[Data extracted from a collection]
================================
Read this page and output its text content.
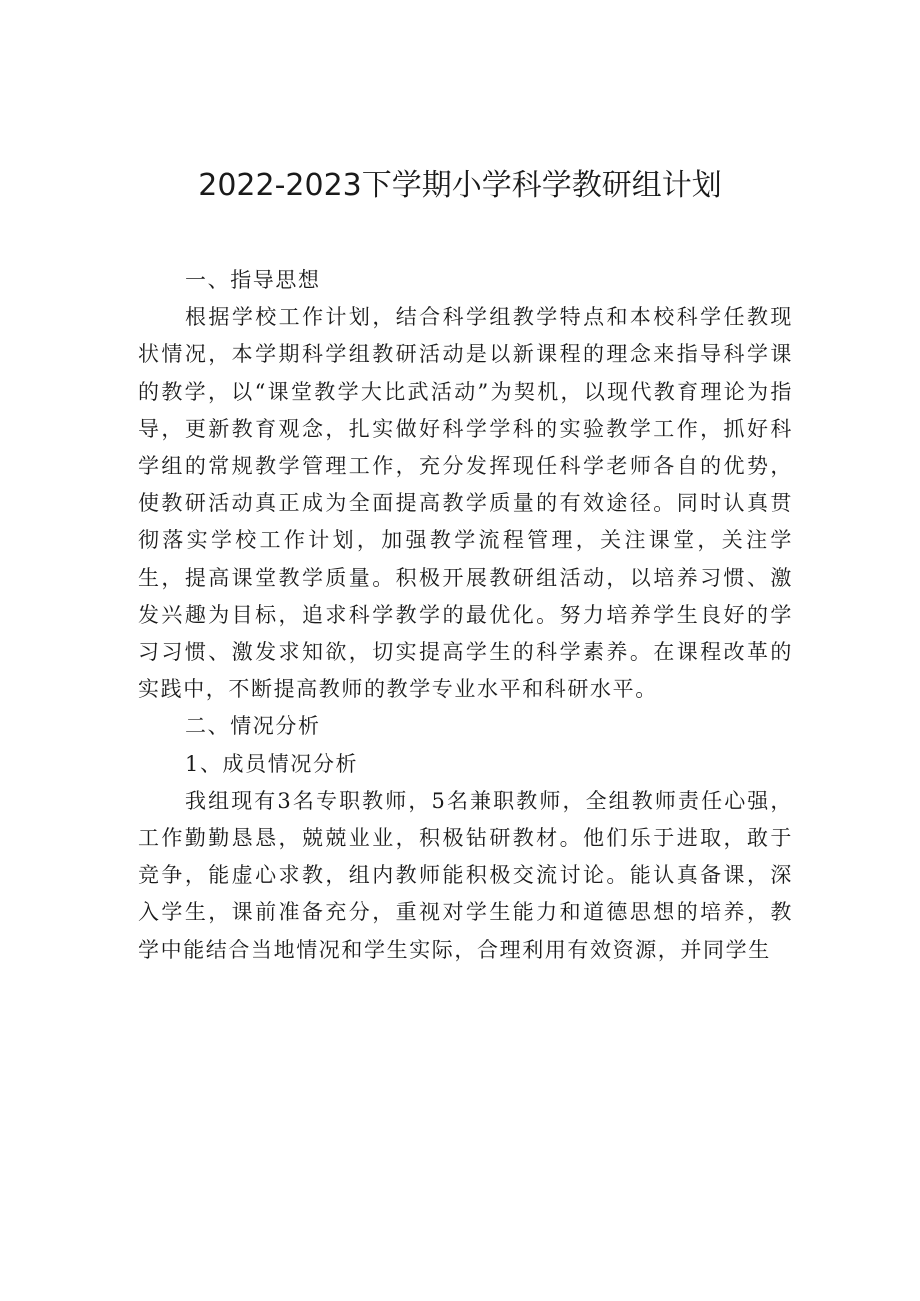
2022-2023下学期小学科学教研组计划

一、指导思想

根据学校工作计划，结合科学组教学特点和本校科学任教现状情况，本学期科学组教研活动是以新课程的理念来指导科学课的教学，以“课堂教学大比武活动”为契机，以现代教育理论为指导，更新教育观念，扎实做好科学学科的实验教学工作，抓好科学组的常规教学管理工作，充分发挥现任科学老师各自的优势，使教研活动真正成为全面提高教学质量的有效途径。同时认真贯彻落实学校工作计划，加强教学流程管理，关注课堂，关注学生，提高课堂教学质量。积极开展教研组活动，以培养习惯、激发兴趣为目标，追求科学教学的最优化。努力培养学生良好的学习习惯、激发求知欲，切实提高学生的科学素养。在课程改革的实践中，不断提高教师的教学专业水平和科研水平。

二、情况分析

1、成员情况分析

我组现有3名专职教师，5名兼职教师，全组教师责任心强，工作勤勤恳恳，兢兢业业，积极钻研教材。他们乐于进取，敢于竞争，能虚心求教，组内教师能积极交流讨论。能认真备课，深入学生，课前准备充分，重视对学生能力和道德思想的培养，教学中能结合当地情况和学生实际，合理利用有效资源，并同学生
================================
• [Work required]:
Reproduce all entries without any change, and omit the pictures.

• [Response to this exercise]:
Read this page and output its text content.
2022-2023下学期小学科学教研组计划

一、指导思想

根据学校工作计划，结合科学组教学特点和本校科学任教现状情况，本学期科学组教研活动是以新课程的理念来指导科学课的教学，以“课堂教学大比武活动”为契机，以现代教育理论为指导，更新教育观念，扎实做好科学学科的实验教学工作，抓好科学组的常规教学管理工作，充分发挥现任科学老师各自的优势，使教研活动真正成为全面提高教学质量的有效途径。同时认真贯彻落实学校工作计划，加强教学流程管理，关注课堂，关注学生，提高课堂教学质量。积极开展教研组活动，以培养习惯、激发兴趣为目标，追求科学教学的最优化。努力培养学生良好的学习习惯、激发求知欲，切实提高学生的科学素养。在课程改革的实践中，不断提高教师的教学专业水平和科研水平。

二、情况分析

1、成员情况分析

我组现有3名专职教师，5名兼职教师，全组教师责任心强，工作勤勤恳恳，兢兢业业，积极钻研教材。他们乐于进取，敢于竞争，能虚心求教，组内教师能积极交流讨论。能认真备课，深入学生，课前准备充分，重视对学生能力和道德思想的培养，教学中能结合当地情况和学生实际，合理利用有效资源，并同学生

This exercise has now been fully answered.